### STATED PROBLEM
Convert the records below into a JSON list of strings, one string per line, with blank lines and the pictures left out.

* Start MATERIAL *

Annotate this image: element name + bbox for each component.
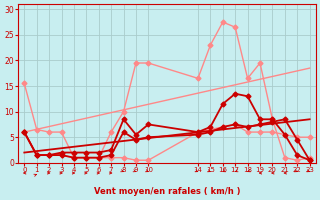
X-axis label: Vent moyen/en rafales ( km/h ): Vent moyen/en rafales ( km/h ) (94, 187, 240, 196)
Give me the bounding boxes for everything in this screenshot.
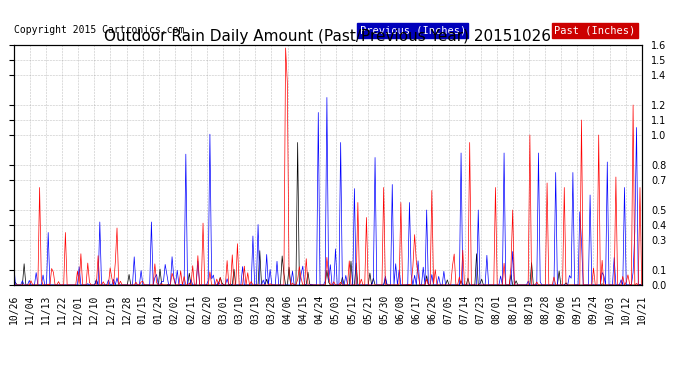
Title: Outdoor Rain Daily Amount (Past/Previous Year) 20151026: Outdoor Rain Daily Amount (Past/Previous… [104,29,551,44]
Text: Previous (Inches): Previous (Inches) [359,26,466,35]
Text: Past (Inches): Past (Inches) [554,26,635,35]
Text: Copyright 2015 Cartronics.com: Copyright 2015 Cartronics.com [14,26,184,35]
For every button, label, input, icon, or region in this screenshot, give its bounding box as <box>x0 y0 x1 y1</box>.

* End MATERIAL *

### EXPECTED ANSWER
[
  "Annotate this image: element name + bbox for each component.",
  "X-axis label: Vent moyen/en rafales ( km/h ): Vent moyen/en rafales ( km/h ) (94, 187, 240, 196)",
  "Give me the bounding boxes for everything in this screenshot.",
  "Title: Outdoor Rain Daily Amount (Past/Previous Year) 20151026: Outdoor Rain Daily Amount (Past/Previous… [104,29,551,44]",
  "Text: Previous (Inches): Previous (Inches) [359,26,466,35]",
  "Text: Past (Inches): Past (Inches) [554,26,635,35]",
  "Text: Copyright 2015 Cartronics.com: Copyright 2015 Cartronics.com [14,26,184,35]",
  "For every button, label, input, icon, or region in this screenshot, give its bounding box as <box>x0 y0 x1 y1</box>."
]